● **STORED RECORDS**
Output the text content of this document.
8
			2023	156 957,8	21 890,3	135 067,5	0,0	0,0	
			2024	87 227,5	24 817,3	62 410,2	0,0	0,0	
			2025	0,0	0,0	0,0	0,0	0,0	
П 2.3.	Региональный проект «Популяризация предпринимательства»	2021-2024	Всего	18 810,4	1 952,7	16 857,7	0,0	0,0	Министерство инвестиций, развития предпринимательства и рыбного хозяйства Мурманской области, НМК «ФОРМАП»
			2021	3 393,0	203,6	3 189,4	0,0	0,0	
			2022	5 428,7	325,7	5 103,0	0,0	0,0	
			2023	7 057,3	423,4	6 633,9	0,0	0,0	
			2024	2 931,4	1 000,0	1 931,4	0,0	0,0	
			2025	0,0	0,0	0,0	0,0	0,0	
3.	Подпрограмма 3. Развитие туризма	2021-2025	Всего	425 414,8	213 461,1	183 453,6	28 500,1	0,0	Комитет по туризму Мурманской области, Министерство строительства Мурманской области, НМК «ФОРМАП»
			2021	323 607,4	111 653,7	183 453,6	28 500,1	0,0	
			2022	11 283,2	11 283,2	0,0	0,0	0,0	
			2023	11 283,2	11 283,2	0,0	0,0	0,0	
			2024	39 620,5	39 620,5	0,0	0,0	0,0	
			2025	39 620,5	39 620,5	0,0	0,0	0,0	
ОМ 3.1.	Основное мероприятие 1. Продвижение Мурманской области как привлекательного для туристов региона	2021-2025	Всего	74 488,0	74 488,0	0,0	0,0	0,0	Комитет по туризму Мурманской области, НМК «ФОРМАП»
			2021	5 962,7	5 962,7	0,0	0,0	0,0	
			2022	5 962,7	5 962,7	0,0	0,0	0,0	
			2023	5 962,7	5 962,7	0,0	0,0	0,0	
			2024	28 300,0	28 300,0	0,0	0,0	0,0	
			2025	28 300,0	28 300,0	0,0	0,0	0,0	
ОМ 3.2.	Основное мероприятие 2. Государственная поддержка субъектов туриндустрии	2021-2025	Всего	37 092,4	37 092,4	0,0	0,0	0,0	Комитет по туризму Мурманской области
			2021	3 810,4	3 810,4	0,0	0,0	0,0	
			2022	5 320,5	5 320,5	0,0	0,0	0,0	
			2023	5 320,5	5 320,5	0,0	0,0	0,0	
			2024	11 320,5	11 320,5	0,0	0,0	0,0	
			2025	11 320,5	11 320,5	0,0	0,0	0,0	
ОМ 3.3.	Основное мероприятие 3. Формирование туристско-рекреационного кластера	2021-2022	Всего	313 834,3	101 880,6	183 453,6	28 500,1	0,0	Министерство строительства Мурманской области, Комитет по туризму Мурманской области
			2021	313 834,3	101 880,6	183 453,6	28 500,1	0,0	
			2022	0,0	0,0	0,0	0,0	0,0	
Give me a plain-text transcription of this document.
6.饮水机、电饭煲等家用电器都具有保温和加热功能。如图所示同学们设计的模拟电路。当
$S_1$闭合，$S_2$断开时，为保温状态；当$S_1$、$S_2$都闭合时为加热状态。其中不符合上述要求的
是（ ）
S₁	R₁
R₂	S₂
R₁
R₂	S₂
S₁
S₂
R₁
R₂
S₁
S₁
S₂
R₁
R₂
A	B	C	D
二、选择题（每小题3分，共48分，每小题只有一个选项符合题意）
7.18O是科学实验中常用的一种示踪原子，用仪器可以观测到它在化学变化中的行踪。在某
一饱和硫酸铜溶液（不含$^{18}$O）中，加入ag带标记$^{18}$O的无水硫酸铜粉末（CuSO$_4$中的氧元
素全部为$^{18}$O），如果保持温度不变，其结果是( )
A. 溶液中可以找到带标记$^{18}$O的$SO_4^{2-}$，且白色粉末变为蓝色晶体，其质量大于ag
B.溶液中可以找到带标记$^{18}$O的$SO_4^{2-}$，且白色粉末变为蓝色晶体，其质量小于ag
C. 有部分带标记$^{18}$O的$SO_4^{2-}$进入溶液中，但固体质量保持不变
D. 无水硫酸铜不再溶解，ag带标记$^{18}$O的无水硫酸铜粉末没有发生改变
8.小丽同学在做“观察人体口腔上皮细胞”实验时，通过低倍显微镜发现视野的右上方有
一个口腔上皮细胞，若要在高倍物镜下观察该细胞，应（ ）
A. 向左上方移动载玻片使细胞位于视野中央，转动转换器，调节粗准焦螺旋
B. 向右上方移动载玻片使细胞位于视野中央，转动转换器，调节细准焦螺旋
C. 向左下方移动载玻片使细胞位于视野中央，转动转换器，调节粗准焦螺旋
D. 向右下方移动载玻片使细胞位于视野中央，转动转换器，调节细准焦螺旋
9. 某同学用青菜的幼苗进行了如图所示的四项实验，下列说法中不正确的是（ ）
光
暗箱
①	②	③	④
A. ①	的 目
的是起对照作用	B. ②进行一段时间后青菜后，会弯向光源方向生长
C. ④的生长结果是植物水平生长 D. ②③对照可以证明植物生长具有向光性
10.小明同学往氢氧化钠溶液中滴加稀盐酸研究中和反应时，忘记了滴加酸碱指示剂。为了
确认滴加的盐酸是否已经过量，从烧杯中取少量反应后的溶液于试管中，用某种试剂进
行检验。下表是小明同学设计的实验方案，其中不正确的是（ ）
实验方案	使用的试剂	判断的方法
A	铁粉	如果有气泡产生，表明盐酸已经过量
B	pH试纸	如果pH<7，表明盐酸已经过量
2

● **EXERCISE INSTRUCTIONS**
Take the listing above and set it down exactly.

● **COMPLETED TASK**
Output the text content of this document.
8
			2023	156 957,8	21 890,3	135 067,5	0,0	0,0	
			2024	87 227,5	24 817,3	62 410,2	0,0	0,0	
			2025	0,0	0,0	0,0	0,0	0,0	
П 2.3.	Региональный проект «Популяризация предпринимательства»	2021-2024	Всего	18 810,4	1 952,7	16 857,7	0,0	0,0	Министерство инвестиций, развития предпринимательства и рыбного хозяйства Мурманской области, НМК «ФОРМАП»
			2021	3 393,0	203,6	3 189,4	0,0	0,0	
			2022	5 428,7	325,7	5 103,0	0,0	0,0	
			2023	7 057,3	423,4	6 633,9	0,0	0,0	
			2024	2 931,4	1 000,0	1 931,4	0,0	0,0	
			2025	0,0	0,0	0,0	0,0	0,0	
3.	Подпрограмма 3. Развитие туризма	2021-2025	Всего	425 414,8	213 461,1	183 453,6	28 500,1	0,0	Комитет по туризму Мурманской области, Министерство строительства Мурманской области, НМК «ФОРМАП»
			2021	323 607,4	111 653,7	183 453,6	28 500,1	0,0	
			2022	11 283,2	11 283,2	0,0	0,0	0,0	
			2023	11 283,2	11 283,2	0,0	0,0	0,0	
			2024	39 620,5	39 620,5	0,0	0,0	0,0	
			2025	39 620,5	39 620,5	0,0	0,0	0,0	
ОМ 3.1.	Основное мероприятие 1. Продвижение Мурманской области как привлекательного для туристов региона	2021-2025	Всего	74 488,0	74 488,0	0,0	0,0	0,0	Комитет по туризму Мурманской области, НМК «ФОРМАП»
			2021	5 962,7	5 962,7	0,0	0,0	0,0	
			2022	5 962,7	5 962,7	0,0	0,0	0,0	
			2023	5 962,7	5 962,7	0,0	0,0	0,0	
			2024	28 300,0	28 300,0	0,0	0,0	0,0	
			2025	28 300,0	28 300,0	0,0	0,0	0,0	
ОМ 3.2.	Основное мероприятие 2. Государственная поддержка субъектов туриндустрии	2021-2025	Всего	37 092,4	37 092,4	0,0	0,0	0,0	Комитет по туризму Мурманской области
			2021	3 810,4	3 810,4	0,0	0,0	0,0	
			2022	5 320,5	5 320,5	0,0	0,0	0,0	
			2023	5 320,5	5 320,5	0,0	0,0	0,0	
			2024	11 320,5	11 320,5	0,0	0,0	0,0	
			2025	11 320,5	11 320,5	0,0	0,0	0,0	
ОМ 3.3.	Основное мероприятие 3. Формирование туристско-рекреационного кластера	2021-2022	Всего	313 834,3	101 880,6	183 453,6	28 500,1	0,0	Министерство строительства Мурманской области, Комитет по туризму Мурманской области
			2021	313 834,3	101 880,6	183 453,6	28 500,1	0,0	
			2022	0,0	0,0	0,0	0,0	0,0	
Give me a plain-text transcription of this document.
6.饮水机、电饭煲等家用电器都具有保温和加热功能。如图所示同学们设计的模拟电路。当
$S_1$闭合，$S_2$断开时，为保温状态；当$S_1$、$S_2$都闭合时为加热状态。其中不符合上述要求的
是（ ）
S₁	R₁
R₂	S₂
R₁
R₂	S₂
S₁
S₂
R₁
R₂
S₁
S₁
S₂
R₁
R₂
A	B	C	D
二、选择题（每小题3分，共48分，每小题只有一个选项符合题意）
7.18O是科学实验中常用的一种示踪原子，用仪器可以观测到它在化学变化中的行踪。在某
一饱和硫酸铜溶液（不含$^{18}$O）中，加入ag带标记$^{18}$O的无水硫酸铜粉末（CuSO$_4$中的氧元
素全部为$^{18}$O），如果保持温度不变，其结果是( )
A. 溶液中可以找到带标记$^{18}$O的$SO_4^{2-}$，且白色粉末变为蓝色晶体，其质量大于ag
B.溶液中可以找到带标记$^{18}$O的$SO_4^{2-}$，且白色粉末变为蓝色晶体，其质量小于ag
C. 有部分带标记$^{18}$O的$SO_4^{2-}$进入溶液中，但固体质量保持不变
D. 无水硫酸铜不再溶解，ag带标记$^{18}$O的无水硫酸铜粉末没有发生改变
8.小丽同学在做“观察人体口腔上皮细胞”实验时，通过低倍显微镜发现视野的右上方有
一个口腔上皮细胞，若要在高倍物镜下观察该细胞，应（ ）
A. 向左上方移动载玻片使细胞位于视野中央，转动转换器，调节粗准焦螺旋
B. 向右上方移动载玻片使细胞位于视野中央，转动转换器，调节细准焦螺旋
C. 向左下方移动载玻片使细胞位于视野中央，转动转换器，调节粗准焦螺旋
D. 向右下方移动载玻片使细胞位于视野中央，转动转换器，调节细准焦螺旋
9. 某同学用青菜的幼苗进行了如图所示的四项实验，下列说法中不正确的是（ ）
光
暗箱
①	②	③	④
A. ①	的 目
的是起对照作用	B. ②进行一段时间后青菜后，会弯向光源方向生长
C. ④的生长结果是植物水平生长 D. ②③对照可以证明植物生长具有向光性
10.小明同学往氢氧化钠溶液中滴加稀盐酸研究中和反应时，忘记了滴加酸碱指示剂。为了
确认滴加的盐酸是否已经过量，从烧杯中取少量反应后的溶液于试管中，用某种试剂进
行检验。下表是小明同学设计的实验方案，其中不正确的是（ ）
实验方案	使用的试剂	判断的方法
A	铁粉	如果有气泡产生，表明盐酸已经过量
B	pH试纸	如果pH<7，表明盐酸已经过量
2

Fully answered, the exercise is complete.